▶ **FRAGMENTO PROPORCIONADO**:
--*--
Para tener un celular al alcance, por ejemplo, se necesitaban 500 lempiras (26 dólares). Dormir en litera se ganaba con el tiempo o el respeto, dormir en el suelo era para los más nuevos o los menos afortunados. En todas las celdas había conectores, extensiones y cables de televisores o de cargadores de celular. Si no fuera porque Comayagua tenía un sistema de rehabilitación “modelo”, esta cárcel sería como cualquier otra: una donde se compran voluntades, se sufren muchas carencias y donde los derechos de los reos le importan solo a los reos. El sistema de rehabilitación, por el otro lado, consistía en tener los siete días de la semana mano de obra barata para que regentaran una porqueriza, una granja pollera y un invernadero.
Ecuador, vean el panorama que describió el académico Jorge Núñez Vega en la revista Nueva Sociedad:
El ex-penal García Moreno fue inaugurado en 1875, con apenas 71 personas (Goetschel). El edificio es una estrella de cinco puntas (pabellones) y fue diseñado con los parámetros de la arquitectura panóptica europea. Según el informe de la Dirección Nacional de Rehabilitación Social, en 2004 albergaba a 924 hombres, 431 de ellos por drogas ilegales, 102 por delitos contra la propiedad, 278 por delitos contra las personas, 57 por delitos sexuales y 56 por otros delitos. De los detenidos, 564 estaban condenados y 360 procesados. Los funcionarios penitenciarios se dividían en 59 guardias, cinco médicos, tres psicólogos y un instructor de taller.
--*--
▶ **FILAS REGISTRADAS**:
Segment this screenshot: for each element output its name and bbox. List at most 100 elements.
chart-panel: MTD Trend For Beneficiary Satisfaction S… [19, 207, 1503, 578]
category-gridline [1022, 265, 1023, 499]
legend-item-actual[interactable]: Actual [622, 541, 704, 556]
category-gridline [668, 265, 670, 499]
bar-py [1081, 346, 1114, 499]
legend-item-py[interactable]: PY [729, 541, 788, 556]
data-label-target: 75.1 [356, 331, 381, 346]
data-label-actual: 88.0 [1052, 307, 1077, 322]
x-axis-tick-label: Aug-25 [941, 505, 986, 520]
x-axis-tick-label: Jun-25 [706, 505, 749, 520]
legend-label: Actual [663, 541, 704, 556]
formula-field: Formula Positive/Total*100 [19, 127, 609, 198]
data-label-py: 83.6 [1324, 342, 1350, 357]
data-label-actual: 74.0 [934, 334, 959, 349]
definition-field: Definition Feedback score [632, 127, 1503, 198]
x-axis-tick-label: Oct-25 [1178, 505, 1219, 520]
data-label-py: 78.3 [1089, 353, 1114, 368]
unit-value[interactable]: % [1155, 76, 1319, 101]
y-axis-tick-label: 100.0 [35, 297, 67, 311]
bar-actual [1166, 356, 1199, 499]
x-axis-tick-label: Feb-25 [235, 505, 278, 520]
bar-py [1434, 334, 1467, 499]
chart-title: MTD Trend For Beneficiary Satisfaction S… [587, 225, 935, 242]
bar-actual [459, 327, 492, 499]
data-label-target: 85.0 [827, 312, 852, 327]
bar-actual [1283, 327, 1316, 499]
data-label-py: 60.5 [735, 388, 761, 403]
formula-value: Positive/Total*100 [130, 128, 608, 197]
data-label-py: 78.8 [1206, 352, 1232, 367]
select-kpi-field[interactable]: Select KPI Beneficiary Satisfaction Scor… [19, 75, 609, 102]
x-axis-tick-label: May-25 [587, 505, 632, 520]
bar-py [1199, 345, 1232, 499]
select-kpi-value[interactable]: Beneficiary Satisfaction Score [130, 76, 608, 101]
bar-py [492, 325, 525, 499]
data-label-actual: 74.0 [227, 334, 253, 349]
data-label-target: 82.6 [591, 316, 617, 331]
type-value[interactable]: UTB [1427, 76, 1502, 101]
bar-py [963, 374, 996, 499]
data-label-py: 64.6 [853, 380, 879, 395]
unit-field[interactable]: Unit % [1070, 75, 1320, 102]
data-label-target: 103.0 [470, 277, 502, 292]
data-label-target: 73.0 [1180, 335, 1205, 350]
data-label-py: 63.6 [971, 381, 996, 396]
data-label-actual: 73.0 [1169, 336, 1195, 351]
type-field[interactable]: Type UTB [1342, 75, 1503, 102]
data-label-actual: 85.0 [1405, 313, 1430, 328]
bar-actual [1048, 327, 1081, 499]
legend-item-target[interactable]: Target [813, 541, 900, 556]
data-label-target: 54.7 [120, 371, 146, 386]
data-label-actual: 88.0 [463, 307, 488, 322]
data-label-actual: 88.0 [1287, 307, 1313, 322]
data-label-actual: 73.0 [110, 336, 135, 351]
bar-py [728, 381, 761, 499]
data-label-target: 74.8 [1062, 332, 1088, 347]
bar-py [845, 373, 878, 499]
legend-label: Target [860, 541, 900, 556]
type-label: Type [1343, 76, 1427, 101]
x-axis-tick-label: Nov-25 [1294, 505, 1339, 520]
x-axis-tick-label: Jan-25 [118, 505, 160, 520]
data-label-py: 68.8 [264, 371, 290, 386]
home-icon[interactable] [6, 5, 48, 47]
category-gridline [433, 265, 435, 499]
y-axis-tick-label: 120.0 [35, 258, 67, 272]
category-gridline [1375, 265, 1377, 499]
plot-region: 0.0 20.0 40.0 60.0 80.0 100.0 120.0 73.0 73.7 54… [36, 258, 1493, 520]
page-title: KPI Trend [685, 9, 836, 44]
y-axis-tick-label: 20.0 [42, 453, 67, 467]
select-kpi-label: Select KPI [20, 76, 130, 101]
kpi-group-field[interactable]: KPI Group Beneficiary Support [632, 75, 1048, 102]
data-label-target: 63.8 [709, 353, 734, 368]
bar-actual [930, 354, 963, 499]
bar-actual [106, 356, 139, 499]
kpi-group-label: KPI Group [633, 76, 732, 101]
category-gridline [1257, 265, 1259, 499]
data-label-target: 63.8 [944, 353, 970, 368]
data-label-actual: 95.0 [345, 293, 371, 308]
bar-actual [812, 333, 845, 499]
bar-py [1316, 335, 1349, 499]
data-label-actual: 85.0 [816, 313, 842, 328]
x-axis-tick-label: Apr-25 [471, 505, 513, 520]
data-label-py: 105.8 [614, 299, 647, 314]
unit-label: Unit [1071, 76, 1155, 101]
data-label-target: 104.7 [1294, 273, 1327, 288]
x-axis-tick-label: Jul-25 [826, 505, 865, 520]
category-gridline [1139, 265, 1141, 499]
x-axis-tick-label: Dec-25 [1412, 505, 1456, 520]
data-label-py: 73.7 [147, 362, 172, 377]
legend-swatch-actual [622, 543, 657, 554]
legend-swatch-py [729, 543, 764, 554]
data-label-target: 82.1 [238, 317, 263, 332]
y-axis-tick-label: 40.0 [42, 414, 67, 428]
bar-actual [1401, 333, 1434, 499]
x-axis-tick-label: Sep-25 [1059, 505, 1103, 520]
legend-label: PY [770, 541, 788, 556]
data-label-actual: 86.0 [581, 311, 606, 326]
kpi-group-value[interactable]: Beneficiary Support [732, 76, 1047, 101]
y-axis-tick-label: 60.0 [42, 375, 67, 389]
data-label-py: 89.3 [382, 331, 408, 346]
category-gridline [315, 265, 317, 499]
--*--
▶ **TAREAS DEL EJERCICIO**:
1) Resume en dos oraciones el fragmento sobre las cárceles.
2) Copia textualmente la parte del fragmento sobre las cárceles que empieza en "Ecuador, vean el" y termina en "instructor de taller.".
3) Reanuda el texto sobre las cárceles de Comayagua y el ex-penal García Moreno a partir del punto en que se interrumpe.

▶ **RESPUESTAS**:
1) En la cárcel de Comayagua, tener un celular costaba 500 lempiras y dormir en litera se ganaba con el tiempo o el respeto, mientras que su sistema de rehabilitación "modelo" consistía en disponer toda la semana de mano de obra barata para una porqueriza, una granja pollera y un invernadero. El ex-penal García Moreno de Ecuador, inaugurado en 1875 y diseñado según la arquitectura panóptica europea, albergaba en 2004 a 924 hombres, 431 de ellos por drogas ilegales, y contaba con 59 guardias, cinco médicos, tres psicólogos y un instructor de taller.

2)
Ecuador, vean el panorama que describió el académico Jorge Núñez Vega en la revista Nueva Sociedad:
El ex-penal García Moreno fue inaugurado en 1875, con apenas 71 personas (Goetschel). El edificio es una estrella de cinco puntas (pabellones) y fue diseñado con los parámetros de la arquitectura panóptica europea. Según el informe de la Dirección Nacional de Rehabilitación Social, en 2004 albergaba a 924 hombres, 431 de ellos por drogas ilegales, 102 por delitos contra la propiedad, 278 por delitos contra las personas, 57 por delitos sexuales y 56 por otros delitos. De los detenidos, 564 estaban condenados y 360 procesados. Los funcionarios penitenciarios se dividían en 59 guardias, cinco médicos, tres psicólogos y un instructor de taller.

3)
Lo primero que llama la atención al entrar es el movimiento. La mayor parte de la gente está ocupada en algo y transita por los patios, pabellones y celdas sin prestar demasiada atención. Para el recién llegado son chocantes el bullicio y la rapidez con que la vida acontece. Cada uno atiende lo suyo y trata, en lo posible, de no entrometerse en problemas ajenos. Esta indiferencia es intimidante y hasta peligrosa para el interno nuevo: además de su ignorancia en cuanto a las necesidades mínimas para sobrevivir, se encuentra a merced del ánimo de sus compañeros, quienes, por aburrimiento o necesidad, a menudo no encuentran mejor actividad que hostigarlo y robarle lo poco que le quedó después de pasar tres o cuatro días encerrado en un calabozo con 20 personas más.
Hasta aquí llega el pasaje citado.